GOAL: In the records that follow, show each line where the word "debit" is present.

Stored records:
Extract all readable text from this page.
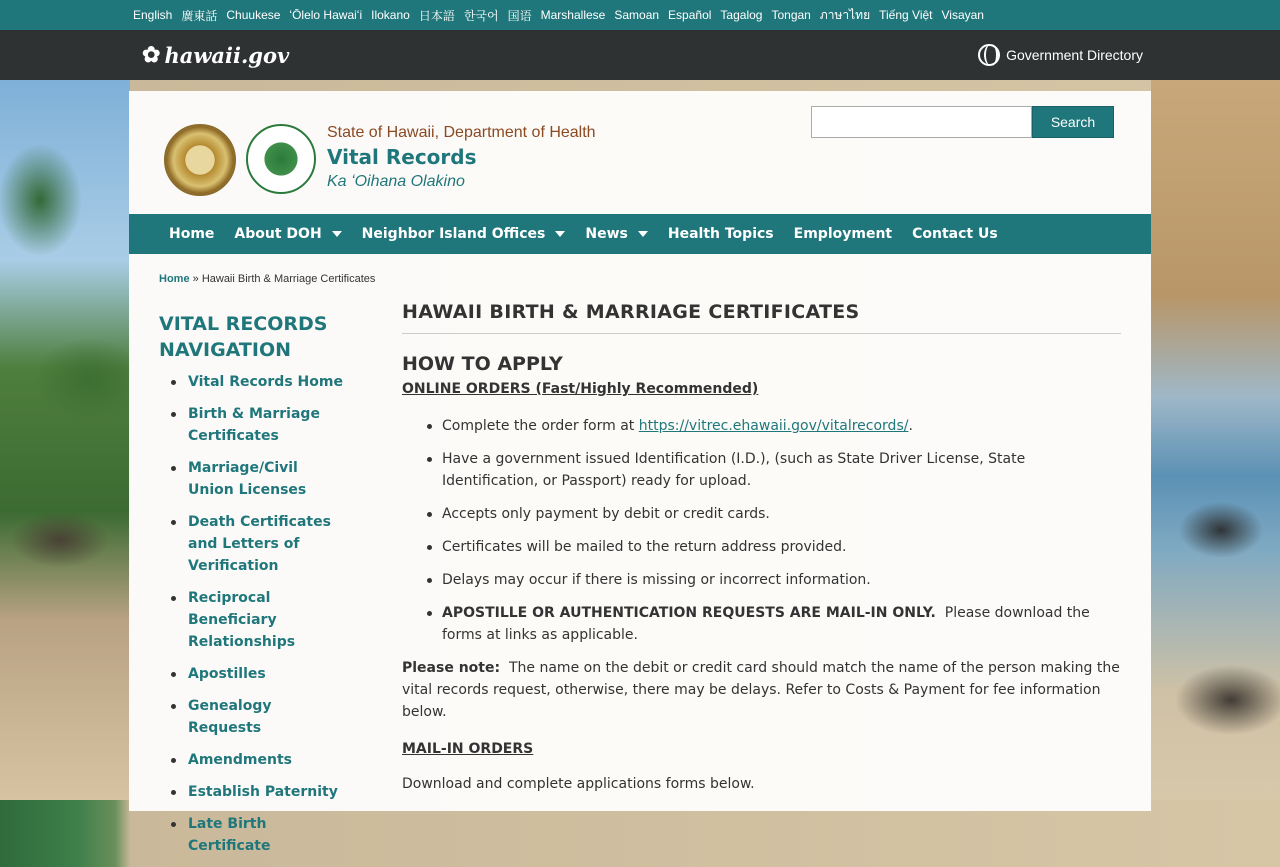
English 廣東話 Chuukese ʻŌlelo Hawaiʻi Ilokano 日本語 한국어 国语 Marshallese Samoan Español Tagalog Tongan ภาษาไทย Tiếng Việt Visayan
✿ hawaii.gov	Government Directory
State of Hawaii, Department of Health
Vital Records
Ka ʻOihana Olakino
Search
Home About DOH	Neighbor Island Offices	News	Health Topics Employment Contact Us
Home » Hawaii Birth & Marriage Certificates
VITAL RECORDS NAVIGATION
Vital Records Home
Birth & Marriage Certificates
Marriage/Civil Union Licenses
Death Certificates and Letters of Verification
Reciprocal Beneficiary Relationships
Apostilles
Genealogy Requests
Amendments
Establish Paternity
Late Birth Certificate
HAWAII BIRTH & MARRIAGE CERTIFICATES
HOW TO APPLY
ONLINE ORDERS (Fast/Highly Recommended)
Complete the order form at https://vitrec.ehawaii.gov/vitalrecords/.
Have a government issued Identification (I.D.), (such as State Driver License, State Identification, or Passport) ready for upload.
Accepts only payment by debit or credit cards.
Certificates will be mailed to the return address provided.
Delays may occur if there is missing or incorrect information.
APOSTILLE OR AUTHENTICATION REQUESTS ARE MAIL-IN ONLY. Please download the forms at links as applicable.
Please note: The name on the debit or credit card should match the name of the person making the vital records request, otherwise, there may be delays. Refer to Costs & Payment for fee information below.
MAIL-IN ORDERS
Download and complete applications forms below.
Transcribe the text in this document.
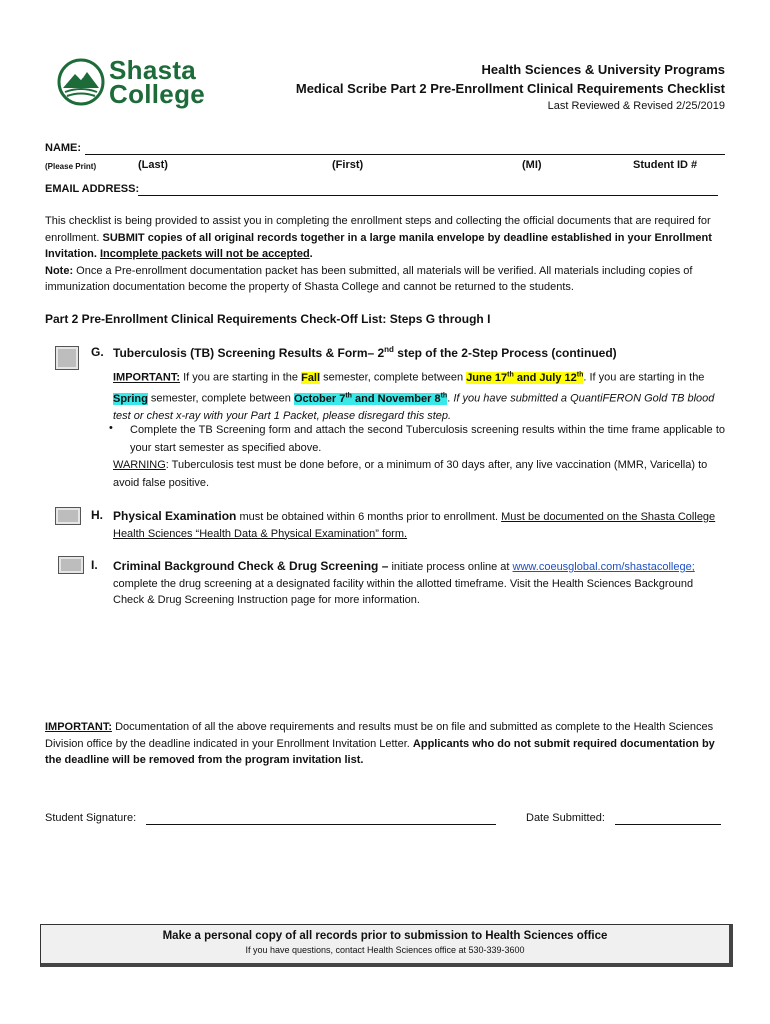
Shasta
College
Health Sciences & University Programs
Medical Scribe Part 2 Pre-Enrollment Clinical Requirements Checklist
Last Reviewed & Revised 2/25/2019
NAME:
(Please Print)	(Last)	(First)	(MI)	Student ID #
EMAIL ADDRESS:
This checklist is being provided to assist you in completing the enrollment steps and collecting the official documents that are required for enrollment. SUBMIT copies of all original records together in a large manila envelope by deadline established in your Enrollment Invitation. Incomplete packets will not be accepted.
Note: Once a Pre-enrollment documentation packet has been submitted, all materials will be verified. All materials including copies of immunization documentation become the property of Shasta College and cannot be returned to the students.
Part 2 Pre-Enrollment Clinical Requirements Check-Off List: Steps G through I
G. Tuberculosis (TB) Screening Results & Form– 2nd step of the 2-Step Process (continued)
IMPORTANT: If you are starting in the Fall semester, complete between June 17th and July 12th. If you are starting in the Spring semester, complete between October 7th and November 8th. If you have submitted a QuantiFERON Gold TB blood test or chest x-ray with your Part 1 Packet, please disregard this step.
• Complete the TB Screening form and attach the second Tuberculosis screening results within the time frame applicable to your start semester as specified above.
WARNING: Tuberculosis test must be done before, or a minimum of 30 days after, any live vaccination (MMR, Varicella) to avoid false positive.
H. Physical Examination must be obtained within 6 months prior to enrollment. Must be documented on the Shasta College Health Sciences “Health Data & Physical Examination” form.
I. Criminal Background Check & Drug Screening – initiate process online at www.coeusglobal.com/shastacollege; complete the drug screening at a designated facility within the allotted timeframe. Visit the Health Sciences Background Check & Drug Screening Instruction page for more information.
IMPORTANT: Documentation of all the above requirements and results must be on file and submitted as complete to the Health Sciences Division office by the deadline indicated in your Enrollment Invitation Letter. Applicants who do not submit required documentation by the deadline will be removed from the program invitation list.
Student Signature:	Date Submitted:
Make a personal copy of all records prior to submission to Health Sciences office
If you have questions, contact Health Sciences office at 530-339-3600
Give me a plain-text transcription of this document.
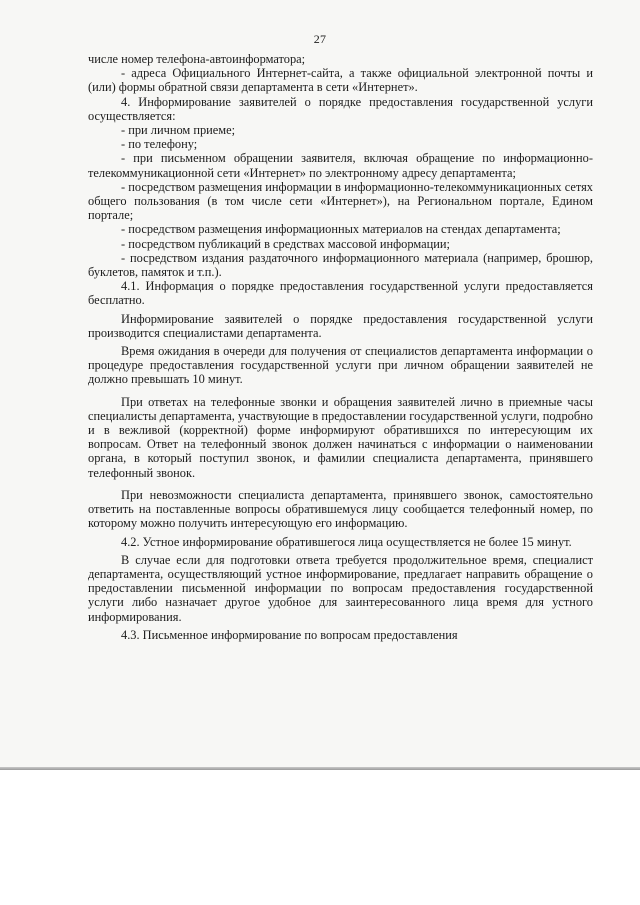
27

числе номер телефона-автоинформатора;

- адреса Официального Интернет-сайта, а также официальной электронной почты и (или) формы обратной связи департамента в сети «Интернет».

4. Информирование заявителей о порядке предоставления государственной услуги осуществляется:

- при личном приеме;

- по телефону;

- при письменном обращении заявителя, включая обращение по информационно-телекоммуникационной сети «Интернет» по электронному адресу департамента;

- посредством размещения информации в информационно-телекоммуникационных сетях общего пользования (в том числе сети «Интернет»), на Региональном портале, Едином портале;

- посредством размещения информационных материалов на стендах департамента;

- посредством публикаций в средствах массовой информации;

- посредством издания раздаточного информационного материала (например, брошюр, буклетов, памяток и т.п.).

4.1. Информация о порядке предоставления государственной услуги предоставляется бесплатно.

Информирование заявителей о порядке предоставления государственной услуги производится специалистами департамента.

Время ожидания в очереди для получения от специалистов департамента информации о процедуре предоставления государственной услуги при личном обращении заявителей не должно превышать 10 минут.

При ответах на телефонные звонки и обращения заявителей лично в приемные часы специалисты департамента, участвующие в предоставлении государственной услуги, подробно и в вежливой (корректной) форме информируют обратившихся по интересующим их вопросам. Ответ на телефонный звонок должен начинаться с информации о наименовании органа, в который поступил звонок, и фамилии специалиста департамента, принявшего телефонный звонок.

При невозможности специалиста департамента, принявшего звонок, самостоятельно ответить на поставленные вопросы обратившемуся лицу сообщается телефонный номер, по которому можно получить интересующую его информацию.

4.2. Устное информирование обратившегося лица осуществляется не более 15 минут.

В случае если для подготовки ответа требуется продолжительное время, специалист департамента, осуществляющий устное информирование, предлагает направить обращение о предоставлении письменной информации по вопросам предоставления государственной услуги либо назначает другое удобное для заинтересованного лица время для устного информирования.

4.3. Письменное информирование по вопросам предоставления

SOLUTION TO THIS EXERCISE:
Accepts only payment by debit or credit cards.
Please note: The name on the debit or credit card should match the name of the person making the vital records request, otherwise, there may be delays. Refer to Costs & Payment for fee information below.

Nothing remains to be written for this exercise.